**Problem to work on**.
Of the lines listed below, how many contain the string "Freude"? Answer with the number alone.

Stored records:
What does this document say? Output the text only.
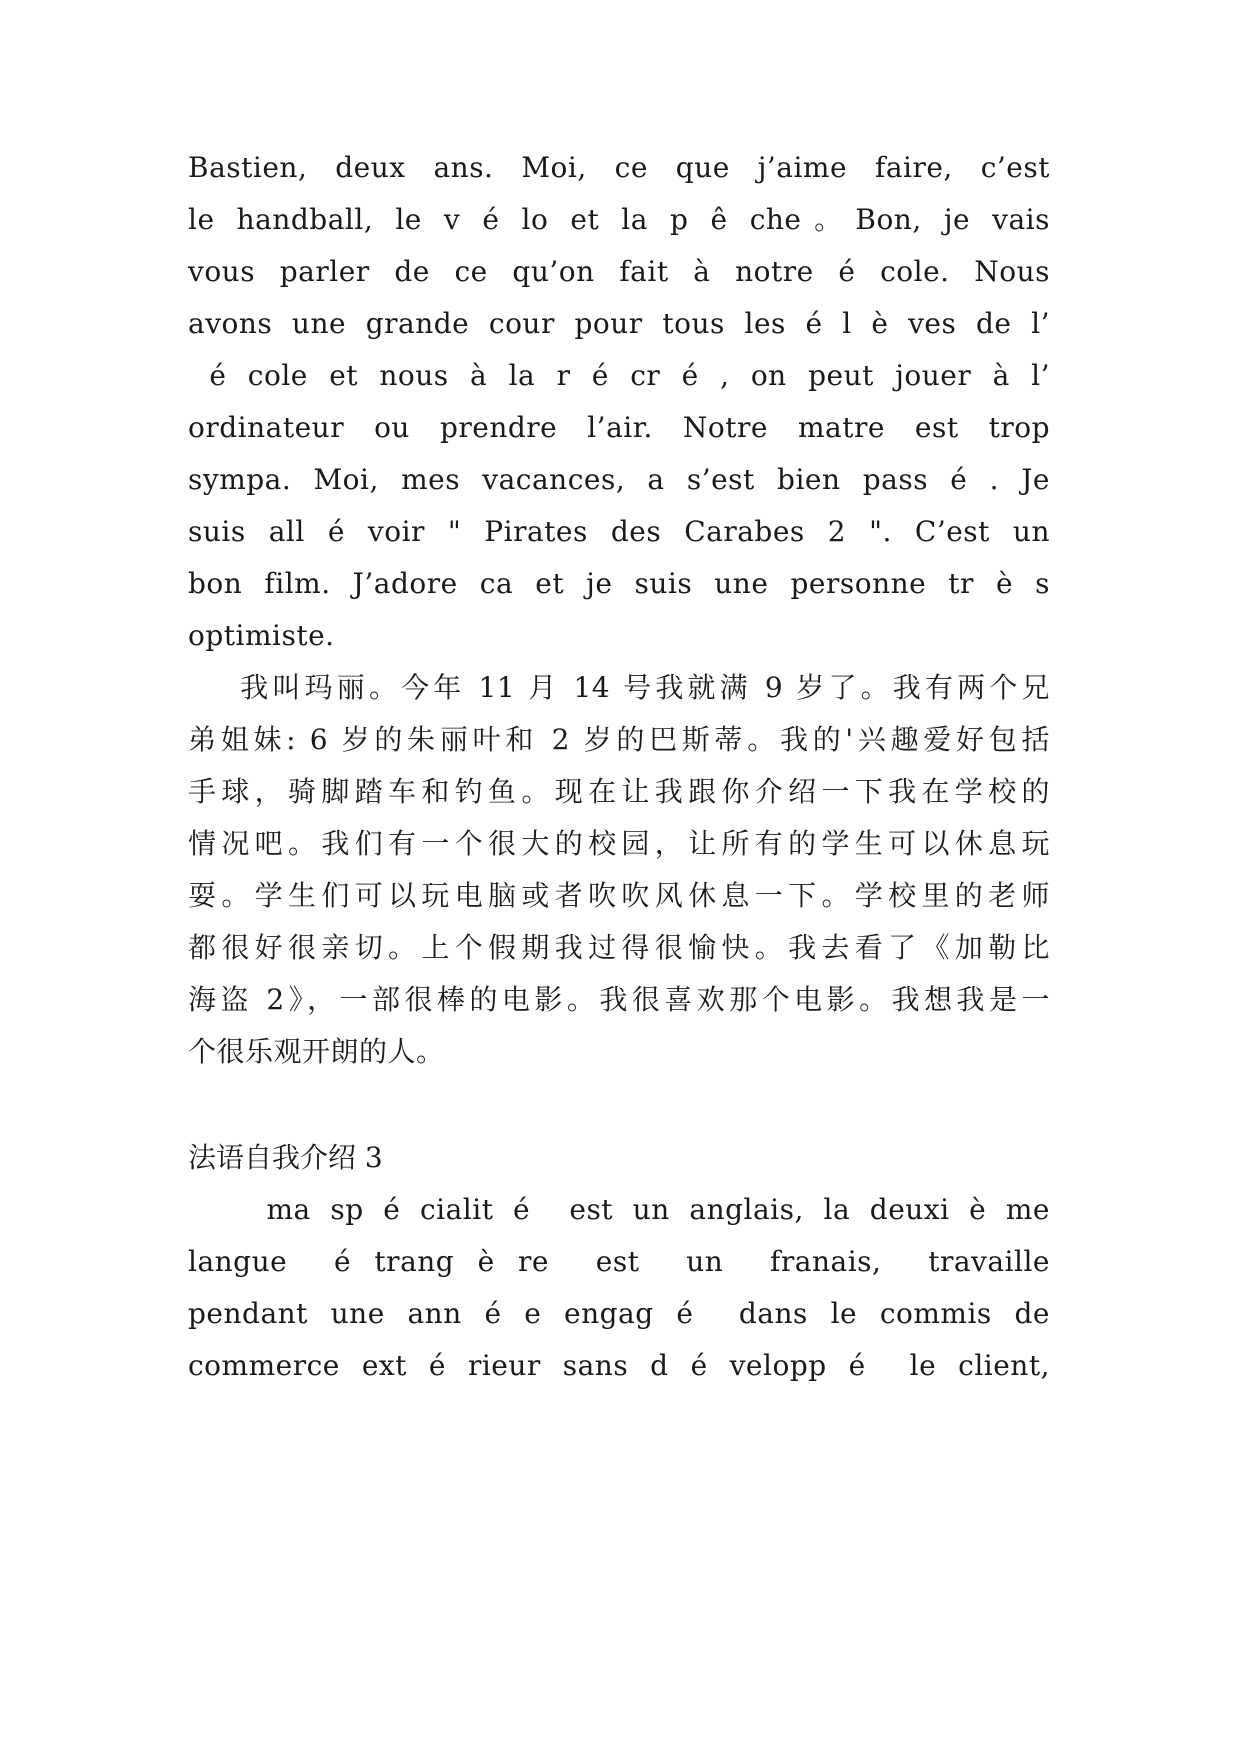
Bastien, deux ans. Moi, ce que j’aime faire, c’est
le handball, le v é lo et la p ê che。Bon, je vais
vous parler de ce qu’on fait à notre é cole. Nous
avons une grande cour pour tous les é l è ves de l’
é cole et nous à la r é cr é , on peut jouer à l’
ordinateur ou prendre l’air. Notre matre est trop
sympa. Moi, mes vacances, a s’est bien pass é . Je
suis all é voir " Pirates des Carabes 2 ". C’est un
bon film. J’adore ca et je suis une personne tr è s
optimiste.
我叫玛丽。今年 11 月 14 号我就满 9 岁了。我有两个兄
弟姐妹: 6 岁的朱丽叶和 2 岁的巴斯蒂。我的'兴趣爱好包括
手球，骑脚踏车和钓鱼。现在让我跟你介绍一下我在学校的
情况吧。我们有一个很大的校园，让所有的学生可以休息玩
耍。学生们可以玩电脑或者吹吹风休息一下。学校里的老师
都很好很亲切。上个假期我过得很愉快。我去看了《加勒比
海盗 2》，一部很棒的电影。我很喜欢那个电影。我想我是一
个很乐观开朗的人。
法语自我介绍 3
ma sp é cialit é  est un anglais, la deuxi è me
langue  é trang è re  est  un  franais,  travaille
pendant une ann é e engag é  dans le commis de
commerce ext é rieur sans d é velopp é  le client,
==
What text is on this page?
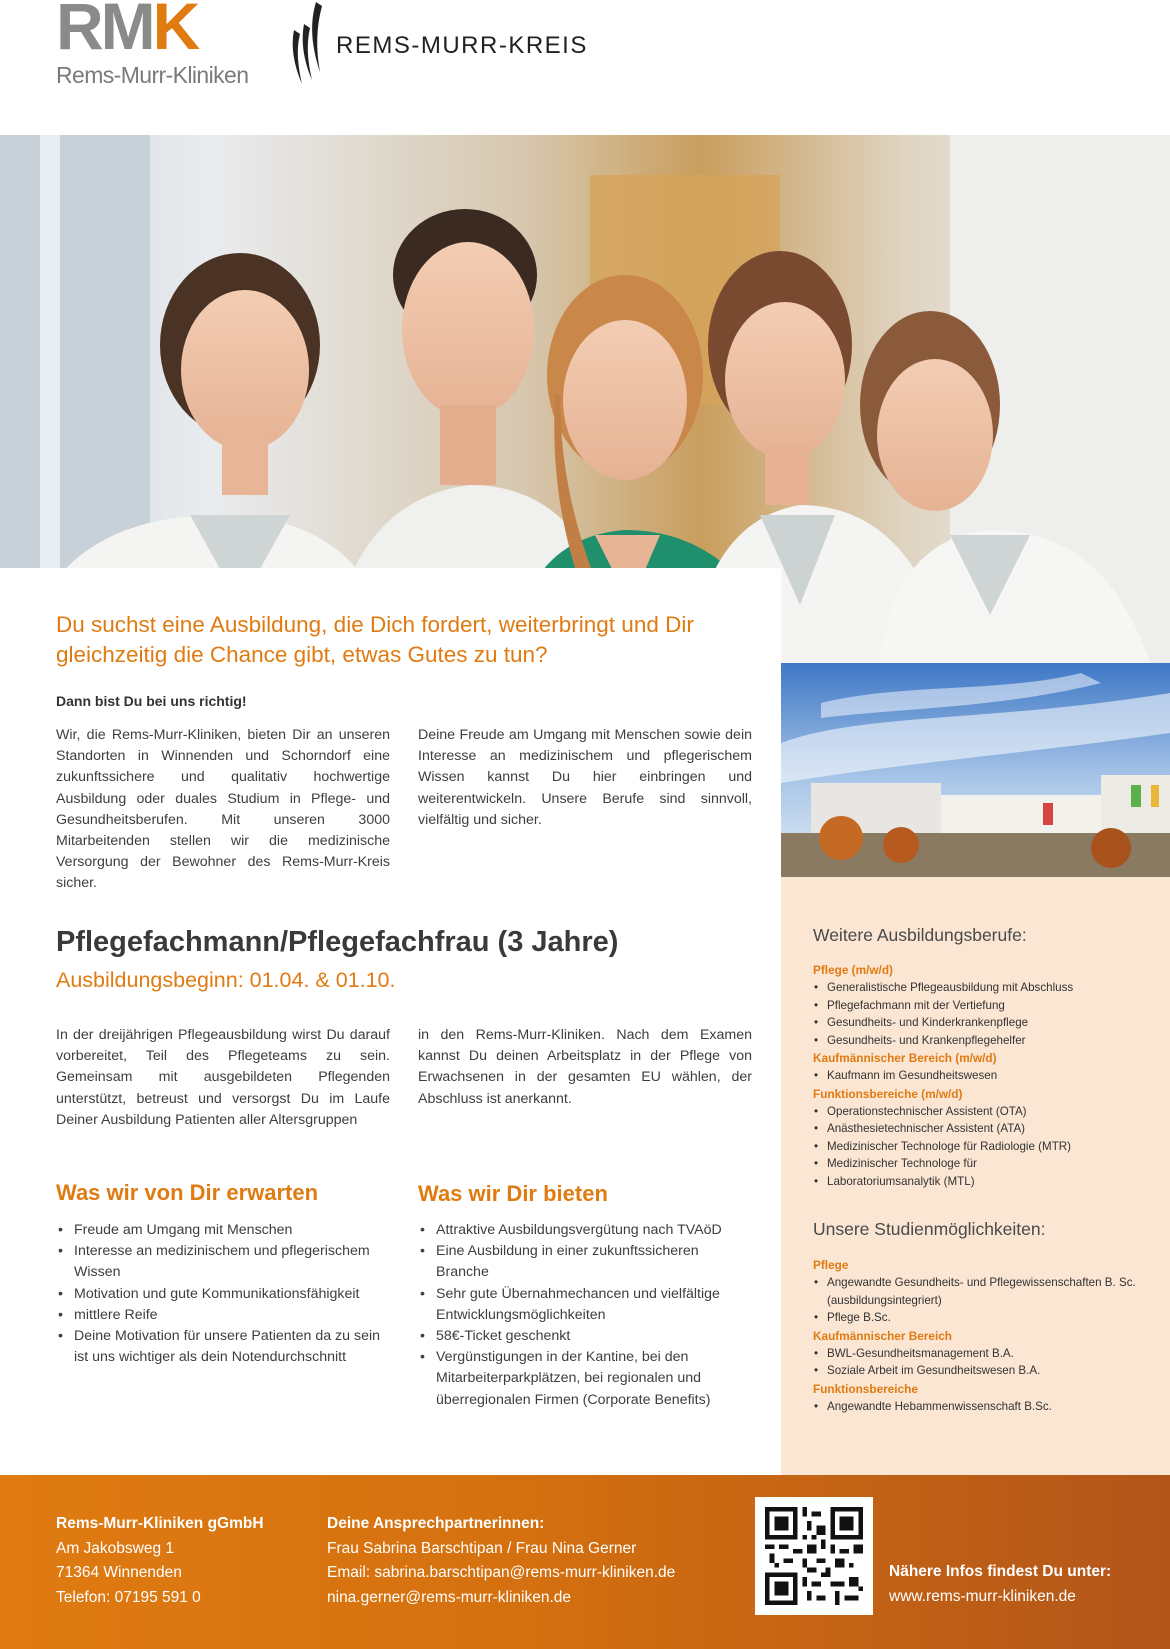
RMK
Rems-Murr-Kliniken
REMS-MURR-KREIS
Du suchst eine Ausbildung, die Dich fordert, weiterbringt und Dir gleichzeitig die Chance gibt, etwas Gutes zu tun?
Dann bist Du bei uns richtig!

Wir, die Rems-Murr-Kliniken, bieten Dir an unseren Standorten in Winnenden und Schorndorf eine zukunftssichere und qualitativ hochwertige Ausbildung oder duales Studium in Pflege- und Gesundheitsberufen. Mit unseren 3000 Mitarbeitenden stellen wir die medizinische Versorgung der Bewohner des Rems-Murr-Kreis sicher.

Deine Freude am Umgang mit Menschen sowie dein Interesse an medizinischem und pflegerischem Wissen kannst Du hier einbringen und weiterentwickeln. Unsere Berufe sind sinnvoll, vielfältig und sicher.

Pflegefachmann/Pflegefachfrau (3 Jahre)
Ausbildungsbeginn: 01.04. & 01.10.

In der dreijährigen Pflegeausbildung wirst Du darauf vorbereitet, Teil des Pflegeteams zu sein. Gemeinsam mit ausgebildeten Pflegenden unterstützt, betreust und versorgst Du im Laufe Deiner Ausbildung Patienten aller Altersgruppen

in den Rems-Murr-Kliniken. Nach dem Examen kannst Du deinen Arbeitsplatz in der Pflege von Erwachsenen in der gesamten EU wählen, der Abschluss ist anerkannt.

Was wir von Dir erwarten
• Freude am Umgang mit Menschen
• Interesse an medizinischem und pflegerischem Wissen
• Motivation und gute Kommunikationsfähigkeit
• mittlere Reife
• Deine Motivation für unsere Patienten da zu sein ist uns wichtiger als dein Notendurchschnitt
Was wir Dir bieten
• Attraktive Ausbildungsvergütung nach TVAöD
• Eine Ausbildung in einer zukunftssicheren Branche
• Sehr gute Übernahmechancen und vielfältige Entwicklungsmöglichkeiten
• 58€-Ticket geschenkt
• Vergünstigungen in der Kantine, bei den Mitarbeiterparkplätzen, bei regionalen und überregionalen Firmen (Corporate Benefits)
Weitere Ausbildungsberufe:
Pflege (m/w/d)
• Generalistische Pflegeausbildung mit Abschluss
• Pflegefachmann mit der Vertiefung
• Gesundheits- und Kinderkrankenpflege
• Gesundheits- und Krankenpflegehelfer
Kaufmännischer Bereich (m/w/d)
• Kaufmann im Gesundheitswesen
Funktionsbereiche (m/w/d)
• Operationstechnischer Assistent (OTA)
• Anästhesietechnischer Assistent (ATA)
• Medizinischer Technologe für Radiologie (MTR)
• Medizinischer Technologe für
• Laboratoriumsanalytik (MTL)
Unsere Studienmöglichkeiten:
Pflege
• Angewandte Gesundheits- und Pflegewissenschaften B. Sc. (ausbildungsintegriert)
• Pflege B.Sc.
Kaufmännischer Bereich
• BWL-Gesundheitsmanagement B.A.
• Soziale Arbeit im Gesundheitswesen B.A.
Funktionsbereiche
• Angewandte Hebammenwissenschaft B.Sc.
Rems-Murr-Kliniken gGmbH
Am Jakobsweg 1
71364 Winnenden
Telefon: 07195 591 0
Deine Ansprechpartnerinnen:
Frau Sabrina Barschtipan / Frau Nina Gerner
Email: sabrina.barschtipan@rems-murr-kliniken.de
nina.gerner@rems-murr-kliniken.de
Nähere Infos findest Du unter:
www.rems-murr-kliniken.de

**Correct response**.
2